Begin

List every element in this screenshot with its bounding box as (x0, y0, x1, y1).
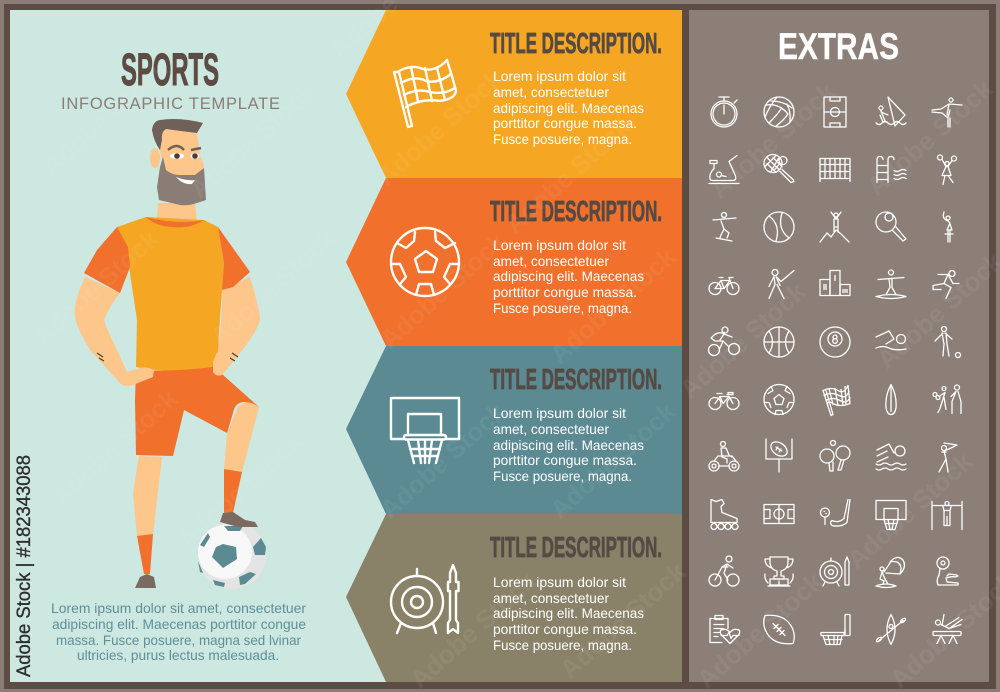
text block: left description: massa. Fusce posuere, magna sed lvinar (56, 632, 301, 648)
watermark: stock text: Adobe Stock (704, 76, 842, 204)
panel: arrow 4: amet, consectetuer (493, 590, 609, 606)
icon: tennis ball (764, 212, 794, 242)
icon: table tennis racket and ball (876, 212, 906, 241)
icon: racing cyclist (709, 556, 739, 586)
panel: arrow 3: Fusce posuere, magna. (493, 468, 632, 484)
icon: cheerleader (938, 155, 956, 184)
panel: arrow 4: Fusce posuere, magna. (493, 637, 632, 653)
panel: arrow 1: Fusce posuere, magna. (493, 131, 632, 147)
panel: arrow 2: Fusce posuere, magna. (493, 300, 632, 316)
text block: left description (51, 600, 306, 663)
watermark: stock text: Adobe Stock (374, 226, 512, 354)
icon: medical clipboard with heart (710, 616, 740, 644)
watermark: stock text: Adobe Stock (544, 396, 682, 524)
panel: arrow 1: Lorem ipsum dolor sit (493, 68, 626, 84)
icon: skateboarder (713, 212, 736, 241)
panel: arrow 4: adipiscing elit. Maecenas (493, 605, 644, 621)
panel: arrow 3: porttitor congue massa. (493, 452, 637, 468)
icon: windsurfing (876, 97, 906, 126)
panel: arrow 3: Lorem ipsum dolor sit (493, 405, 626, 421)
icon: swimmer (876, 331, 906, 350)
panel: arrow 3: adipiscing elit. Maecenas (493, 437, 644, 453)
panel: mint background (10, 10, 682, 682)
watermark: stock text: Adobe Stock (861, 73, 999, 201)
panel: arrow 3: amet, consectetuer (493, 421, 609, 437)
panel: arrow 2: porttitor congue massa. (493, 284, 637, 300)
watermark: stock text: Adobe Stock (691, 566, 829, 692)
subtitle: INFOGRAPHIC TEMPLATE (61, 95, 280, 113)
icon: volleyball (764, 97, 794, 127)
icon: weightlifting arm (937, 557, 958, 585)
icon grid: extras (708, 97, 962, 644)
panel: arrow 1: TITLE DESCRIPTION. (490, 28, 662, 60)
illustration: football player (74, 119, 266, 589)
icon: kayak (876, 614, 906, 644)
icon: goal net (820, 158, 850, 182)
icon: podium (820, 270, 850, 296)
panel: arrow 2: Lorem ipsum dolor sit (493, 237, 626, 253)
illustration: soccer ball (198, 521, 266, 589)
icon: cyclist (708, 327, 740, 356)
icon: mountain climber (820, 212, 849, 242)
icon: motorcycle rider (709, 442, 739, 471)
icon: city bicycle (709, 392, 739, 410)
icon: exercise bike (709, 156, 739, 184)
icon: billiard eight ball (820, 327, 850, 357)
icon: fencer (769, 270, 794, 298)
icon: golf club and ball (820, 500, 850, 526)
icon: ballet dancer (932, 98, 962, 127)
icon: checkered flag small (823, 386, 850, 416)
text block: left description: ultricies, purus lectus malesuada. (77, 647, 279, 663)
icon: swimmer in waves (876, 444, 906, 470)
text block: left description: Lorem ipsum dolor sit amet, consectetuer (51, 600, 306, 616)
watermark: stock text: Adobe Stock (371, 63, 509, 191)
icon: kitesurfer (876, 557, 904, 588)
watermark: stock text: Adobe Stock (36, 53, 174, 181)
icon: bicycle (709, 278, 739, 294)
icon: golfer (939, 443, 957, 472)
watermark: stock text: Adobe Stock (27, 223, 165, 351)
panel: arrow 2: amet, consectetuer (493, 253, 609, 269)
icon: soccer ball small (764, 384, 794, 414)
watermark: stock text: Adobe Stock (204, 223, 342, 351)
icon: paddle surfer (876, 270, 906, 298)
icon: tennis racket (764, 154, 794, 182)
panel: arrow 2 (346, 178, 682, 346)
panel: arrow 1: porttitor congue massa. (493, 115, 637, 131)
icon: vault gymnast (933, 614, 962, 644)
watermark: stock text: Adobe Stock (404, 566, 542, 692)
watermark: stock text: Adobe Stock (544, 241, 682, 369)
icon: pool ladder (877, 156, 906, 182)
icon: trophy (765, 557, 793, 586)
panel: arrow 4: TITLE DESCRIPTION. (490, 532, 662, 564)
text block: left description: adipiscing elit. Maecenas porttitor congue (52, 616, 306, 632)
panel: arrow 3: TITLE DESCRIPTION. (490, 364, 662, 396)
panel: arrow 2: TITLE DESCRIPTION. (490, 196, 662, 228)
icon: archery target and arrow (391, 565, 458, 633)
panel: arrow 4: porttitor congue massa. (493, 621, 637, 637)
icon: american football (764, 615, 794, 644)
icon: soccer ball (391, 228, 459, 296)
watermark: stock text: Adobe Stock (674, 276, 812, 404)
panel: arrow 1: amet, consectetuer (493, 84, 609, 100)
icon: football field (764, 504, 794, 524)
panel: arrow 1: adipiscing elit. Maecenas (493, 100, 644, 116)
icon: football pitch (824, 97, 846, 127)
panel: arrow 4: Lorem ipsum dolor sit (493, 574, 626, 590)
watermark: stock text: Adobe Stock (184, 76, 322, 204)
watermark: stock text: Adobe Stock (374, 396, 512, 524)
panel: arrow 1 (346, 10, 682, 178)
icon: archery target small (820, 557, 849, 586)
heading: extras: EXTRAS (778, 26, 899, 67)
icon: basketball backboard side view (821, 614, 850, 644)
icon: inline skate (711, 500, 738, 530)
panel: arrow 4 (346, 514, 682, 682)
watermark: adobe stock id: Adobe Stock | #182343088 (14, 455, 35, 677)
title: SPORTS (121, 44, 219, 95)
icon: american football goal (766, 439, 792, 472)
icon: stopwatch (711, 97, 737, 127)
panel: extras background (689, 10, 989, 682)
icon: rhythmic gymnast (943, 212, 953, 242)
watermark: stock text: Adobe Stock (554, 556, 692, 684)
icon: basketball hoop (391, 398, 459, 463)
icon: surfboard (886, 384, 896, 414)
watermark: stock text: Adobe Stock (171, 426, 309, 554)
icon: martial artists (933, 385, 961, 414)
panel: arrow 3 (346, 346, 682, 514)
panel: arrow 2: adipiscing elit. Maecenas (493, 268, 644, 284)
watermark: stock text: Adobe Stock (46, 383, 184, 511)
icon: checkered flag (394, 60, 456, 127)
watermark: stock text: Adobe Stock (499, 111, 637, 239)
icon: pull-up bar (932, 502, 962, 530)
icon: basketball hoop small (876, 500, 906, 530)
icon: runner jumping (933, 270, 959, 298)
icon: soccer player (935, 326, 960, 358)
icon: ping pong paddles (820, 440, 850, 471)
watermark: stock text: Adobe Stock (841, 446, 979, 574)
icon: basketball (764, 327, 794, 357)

End

CHALLENGE: Pick out every line of the data above that contains the word "basketball" and copy each one. Case counts.

RESULT OF THE EXERCISE:
icon: basketball backboard side view (821, 614, 850, 644)
icon: basketball hoop (391, 398, 459, 463)
icon: basketball hoop small (876, 500, 906, 530)
icon: basketball (764, 327, 794, 357)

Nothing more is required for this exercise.